▶ [What you are asked to do] Filter the lines below, copying only those with the string "served".

(Recorded data)
= = =

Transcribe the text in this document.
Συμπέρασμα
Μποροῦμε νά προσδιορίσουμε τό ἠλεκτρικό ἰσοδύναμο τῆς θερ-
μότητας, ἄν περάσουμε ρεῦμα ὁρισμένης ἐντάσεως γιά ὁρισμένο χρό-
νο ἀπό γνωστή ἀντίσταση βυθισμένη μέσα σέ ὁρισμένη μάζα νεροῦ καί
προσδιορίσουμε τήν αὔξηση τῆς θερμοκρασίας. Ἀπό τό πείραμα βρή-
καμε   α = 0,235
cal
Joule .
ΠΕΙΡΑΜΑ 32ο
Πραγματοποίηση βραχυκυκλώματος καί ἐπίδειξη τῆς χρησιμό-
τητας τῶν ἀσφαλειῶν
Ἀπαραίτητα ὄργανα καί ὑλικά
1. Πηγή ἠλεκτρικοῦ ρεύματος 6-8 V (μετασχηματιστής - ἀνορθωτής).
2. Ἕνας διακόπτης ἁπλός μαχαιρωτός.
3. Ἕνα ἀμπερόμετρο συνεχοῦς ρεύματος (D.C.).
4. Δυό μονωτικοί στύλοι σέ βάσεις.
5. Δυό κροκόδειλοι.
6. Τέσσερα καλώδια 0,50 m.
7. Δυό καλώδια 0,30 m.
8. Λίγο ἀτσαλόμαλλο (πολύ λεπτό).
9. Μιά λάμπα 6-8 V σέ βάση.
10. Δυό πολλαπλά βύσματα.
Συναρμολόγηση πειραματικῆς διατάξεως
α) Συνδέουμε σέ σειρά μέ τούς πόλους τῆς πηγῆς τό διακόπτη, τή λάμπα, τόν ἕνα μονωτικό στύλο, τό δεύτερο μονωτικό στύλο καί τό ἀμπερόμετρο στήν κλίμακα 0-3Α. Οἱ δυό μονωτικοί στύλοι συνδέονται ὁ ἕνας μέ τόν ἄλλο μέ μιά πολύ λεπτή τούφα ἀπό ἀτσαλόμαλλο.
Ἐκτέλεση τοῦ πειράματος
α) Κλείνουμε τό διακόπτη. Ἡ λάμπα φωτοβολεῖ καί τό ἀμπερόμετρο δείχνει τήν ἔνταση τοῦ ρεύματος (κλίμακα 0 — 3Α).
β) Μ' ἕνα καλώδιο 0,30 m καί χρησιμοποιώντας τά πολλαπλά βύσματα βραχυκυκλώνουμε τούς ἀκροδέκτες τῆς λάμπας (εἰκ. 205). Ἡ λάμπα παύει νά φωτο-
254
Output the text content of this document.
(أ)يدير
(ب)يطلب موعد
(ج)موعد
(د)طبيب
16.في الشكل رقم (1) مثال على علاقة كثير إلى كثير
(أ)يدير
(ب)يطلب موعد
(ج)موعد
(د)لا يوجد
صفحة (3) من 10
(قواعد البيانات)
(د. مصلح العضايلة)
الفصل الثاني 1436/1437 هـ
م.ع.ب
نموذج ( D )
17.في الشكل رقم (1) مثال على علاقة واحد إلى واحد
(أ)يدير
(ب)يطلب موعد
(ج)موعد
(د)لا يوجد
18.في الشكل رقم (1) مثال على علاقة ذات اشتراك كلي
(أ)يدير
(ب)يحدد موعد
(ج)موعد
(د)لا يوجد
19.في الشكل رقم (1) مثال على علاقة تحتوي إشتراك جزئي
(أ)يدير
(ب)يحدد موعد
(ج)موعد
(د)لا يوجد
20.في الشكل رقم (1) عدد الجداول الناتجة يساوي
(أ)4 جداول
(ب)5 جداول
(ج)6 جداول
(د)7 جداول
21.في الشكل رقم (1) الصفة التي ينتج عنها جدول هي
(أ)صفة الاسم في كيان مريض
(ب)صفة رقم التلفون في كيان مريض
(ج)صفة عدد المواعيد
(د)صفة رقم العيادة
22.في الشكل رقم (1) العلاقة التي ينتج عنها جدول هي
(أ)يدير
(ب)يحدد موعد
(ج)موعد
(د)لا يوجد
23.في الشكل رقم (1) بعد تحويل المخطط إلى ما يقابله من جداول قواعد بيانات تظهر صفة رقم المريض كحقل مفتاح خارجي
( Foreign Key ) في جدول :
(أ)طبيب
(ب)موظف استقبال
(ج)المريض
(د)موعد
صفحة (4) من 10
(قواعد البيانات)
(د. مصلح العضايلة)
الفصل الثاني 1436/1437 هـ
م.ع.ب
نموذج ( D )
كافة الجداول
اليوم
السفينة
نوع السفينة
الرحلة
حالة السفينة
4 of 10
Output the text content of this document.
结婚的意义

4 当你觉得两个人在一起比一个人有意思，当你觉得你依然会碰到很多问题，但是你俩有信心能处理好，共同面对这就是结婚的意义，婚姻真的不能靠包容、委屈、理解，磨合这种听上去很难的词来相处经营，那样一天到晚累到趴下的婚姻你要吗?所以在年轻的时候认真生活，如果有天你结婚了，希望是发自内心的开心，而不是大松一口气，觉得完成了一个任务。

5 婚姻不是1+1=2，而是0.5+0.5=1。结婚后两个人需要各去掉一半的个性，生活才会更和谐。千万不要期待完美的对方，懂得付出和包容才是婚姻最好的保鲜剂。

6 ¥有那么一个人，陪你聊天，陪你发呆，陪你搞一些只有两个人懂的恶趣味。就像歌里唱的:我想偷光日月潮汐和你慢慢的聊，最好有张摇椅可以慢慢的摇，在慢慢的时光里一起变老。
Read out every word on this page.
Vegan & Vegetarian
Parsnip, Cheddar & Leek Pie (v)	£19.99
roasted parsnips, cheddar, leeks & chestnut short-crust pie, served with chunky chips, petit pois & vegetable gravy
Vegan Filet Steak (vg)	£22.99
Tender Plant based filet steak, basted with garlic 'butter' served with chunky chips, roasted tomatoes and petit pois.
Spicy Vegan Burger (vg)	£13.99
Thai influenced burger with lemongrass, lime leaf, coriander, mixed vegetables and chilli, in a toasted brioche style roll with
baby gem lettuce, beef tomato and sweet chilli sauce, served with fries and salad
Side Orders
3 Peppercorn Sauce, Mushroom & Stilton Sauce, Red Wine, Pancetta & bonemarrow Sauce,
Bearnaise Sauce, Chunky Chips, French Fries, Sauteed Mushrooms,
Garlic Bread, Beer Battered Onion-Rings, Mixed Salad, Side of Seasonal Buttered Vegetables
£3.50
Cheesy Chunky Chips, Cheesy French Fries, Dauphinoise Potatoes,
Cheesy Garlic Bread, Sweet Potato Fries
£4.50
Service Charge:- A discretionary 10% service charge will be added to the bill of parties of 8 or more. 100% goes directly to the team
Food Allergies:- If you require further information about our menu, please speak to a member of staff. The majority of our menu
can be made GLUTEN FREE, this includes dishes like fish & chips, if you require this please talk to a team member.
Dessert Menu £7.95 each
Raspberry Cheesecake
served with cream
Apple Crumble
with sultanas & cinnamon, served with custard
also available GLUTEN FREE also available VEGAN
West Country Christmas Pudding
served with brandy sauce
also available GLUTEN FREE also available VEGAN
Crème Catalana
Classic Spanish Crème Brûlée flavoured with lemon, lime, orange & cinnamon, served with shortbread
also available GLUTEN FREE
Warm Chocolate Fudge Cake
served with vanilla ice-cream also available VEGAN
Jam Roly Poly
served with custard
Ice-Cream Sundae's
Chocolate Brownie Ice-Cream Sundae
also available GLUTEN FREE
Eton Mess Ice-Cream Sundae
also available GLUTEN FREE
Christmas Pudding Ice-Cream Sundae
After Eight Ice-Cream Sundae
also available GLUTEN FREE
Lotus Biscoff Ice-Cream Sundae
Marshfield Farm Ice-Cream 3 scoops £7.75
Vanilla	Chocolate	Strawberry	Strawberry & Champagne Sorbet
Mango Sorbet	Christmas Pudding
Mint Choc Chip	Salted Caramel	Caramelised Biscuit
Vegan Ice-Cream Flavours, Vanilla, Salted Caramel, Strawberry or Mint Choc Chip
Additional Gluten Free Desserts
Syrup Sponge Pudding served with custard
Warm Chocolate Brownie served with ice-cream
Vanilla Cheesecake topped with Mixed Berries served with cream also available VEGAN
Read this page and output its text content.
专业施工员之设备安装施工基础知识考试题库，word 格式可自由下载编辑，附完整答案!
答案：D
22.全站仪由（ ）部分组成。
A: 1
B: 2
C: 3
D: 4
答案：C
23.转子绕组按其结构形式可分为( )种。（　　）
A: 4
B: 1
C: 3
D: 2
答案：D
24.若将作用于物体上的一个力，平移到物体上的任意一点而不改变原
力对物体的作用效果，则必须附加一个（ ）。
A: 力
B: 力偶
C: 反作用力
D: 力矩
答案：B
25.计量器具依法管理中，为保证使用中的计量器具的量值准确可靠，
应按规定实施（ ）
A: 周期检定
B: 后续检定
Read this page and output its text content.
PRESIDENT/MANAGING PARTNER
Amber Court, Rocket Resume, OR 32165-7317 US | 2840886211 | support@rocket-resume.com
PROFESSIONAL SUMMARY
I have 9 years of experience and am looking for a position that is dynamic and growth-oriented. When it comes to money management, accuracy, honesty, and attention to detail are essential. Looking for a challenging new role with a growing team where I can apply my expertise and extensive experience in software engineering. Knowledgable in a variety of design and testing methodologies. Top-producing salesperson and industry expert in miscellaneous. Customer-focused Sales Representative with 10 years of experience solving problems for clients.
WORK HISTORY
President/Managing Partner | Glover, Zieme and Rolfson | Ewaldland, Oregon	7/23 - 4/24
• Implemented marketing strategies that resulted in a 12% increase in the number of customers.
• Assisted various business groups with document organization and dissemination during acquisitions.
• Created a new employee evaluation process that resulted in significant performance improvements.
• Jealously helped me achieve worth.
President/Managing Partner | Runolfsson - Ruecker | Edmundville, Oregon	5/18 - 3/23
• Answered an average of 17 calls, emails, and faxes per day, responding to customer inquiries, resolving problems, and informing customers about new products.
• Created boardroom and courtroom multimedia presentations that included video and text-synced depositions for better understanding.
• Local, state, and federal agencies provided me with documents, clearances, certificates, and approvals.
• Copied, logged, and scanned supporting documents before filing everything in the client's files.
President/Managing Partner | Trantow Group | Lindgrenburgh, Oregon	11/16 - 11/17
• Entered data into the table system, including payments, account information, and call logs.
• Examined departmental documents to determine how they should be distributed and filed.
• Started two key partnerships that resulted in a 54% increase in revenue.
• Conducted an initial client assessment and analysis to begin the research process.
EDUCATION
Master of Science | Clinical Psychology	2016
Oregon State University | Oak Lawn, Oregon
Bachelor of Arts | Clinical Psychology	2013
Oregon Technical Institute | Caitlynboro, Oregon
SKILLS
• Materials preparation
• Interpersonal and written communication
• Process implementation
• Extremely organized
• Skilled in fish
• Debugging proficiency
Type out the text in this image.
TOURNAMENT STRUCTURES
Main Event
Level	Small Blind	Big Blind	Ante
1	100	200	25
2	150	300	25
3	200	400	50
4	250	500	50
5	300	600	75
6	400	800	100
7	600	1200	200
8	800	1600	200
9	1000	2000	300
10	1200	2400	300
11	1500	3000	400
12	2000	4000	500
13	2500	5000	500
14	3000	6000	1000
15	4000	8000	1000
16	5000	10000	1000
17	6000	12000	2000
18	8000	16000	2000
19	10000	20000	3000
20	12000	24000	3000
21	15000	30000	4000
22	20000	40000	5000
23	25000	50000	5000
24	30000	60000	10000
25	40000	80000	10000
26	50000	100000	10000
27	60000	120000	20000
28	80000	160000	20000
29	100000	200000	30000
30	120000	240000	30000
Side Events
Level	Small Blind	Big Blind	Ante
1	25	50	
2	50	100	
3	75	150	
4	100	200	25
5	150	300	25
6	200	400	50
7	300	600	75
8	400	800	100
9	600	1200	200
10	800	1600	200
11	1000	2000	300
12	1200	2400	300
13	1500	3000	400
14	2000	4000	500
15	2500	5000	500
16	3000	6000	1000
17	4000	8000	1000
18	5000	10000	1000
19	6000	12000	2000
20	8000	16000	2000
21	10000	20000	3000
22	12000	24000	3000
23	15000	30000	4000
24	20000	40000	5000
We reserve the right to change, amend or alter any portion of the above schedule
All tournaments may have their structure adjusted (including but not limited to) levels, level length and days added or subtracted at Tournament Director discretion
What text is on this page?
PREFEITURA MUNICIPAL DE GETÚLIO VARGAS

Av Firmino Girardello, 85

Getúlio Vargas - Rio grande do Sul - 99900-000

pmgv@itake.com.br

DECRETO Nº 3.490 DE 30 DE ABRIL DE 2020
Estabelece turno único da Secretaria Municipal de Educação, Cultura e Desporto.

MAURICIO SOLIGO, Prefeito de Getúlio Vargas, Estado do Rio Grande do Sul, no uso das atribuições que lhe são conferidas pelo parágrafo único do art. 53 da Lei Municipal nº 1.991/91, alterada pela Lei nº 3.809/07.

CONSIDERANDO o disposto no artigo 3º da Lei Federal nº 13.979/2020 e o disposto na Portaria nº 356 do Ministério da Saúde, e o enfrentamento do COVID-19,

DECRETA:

= = =

▶ [The response]
roasted parsnips, cheddar, leeks & chestnut short-crust pie, served with chunky chips, petit pois & vegetable gravy
Tender Plant based filet steak, basted with garlic 'butter' served with chunky chips, roasted tomatoes and petit pois.
baby gem lettuce, beef tomato and sweet chilli sauce, served with fries and salad
served with cream
with sultanas & cinnamon, served with custard
served with brandy sauce
Classic Spanish Crème Brûlée flavoured with lemon, lime, orange & cinnamon, served with shortbread
served with vanilla ice-cream also available VEGAN
served with custard
Syrup Sponge Pudding served with custard
Warm Chocolate Brownie served with ice-cream
Vanilla Cheesecake topped with Mixed Berries served with cream also available VEGAN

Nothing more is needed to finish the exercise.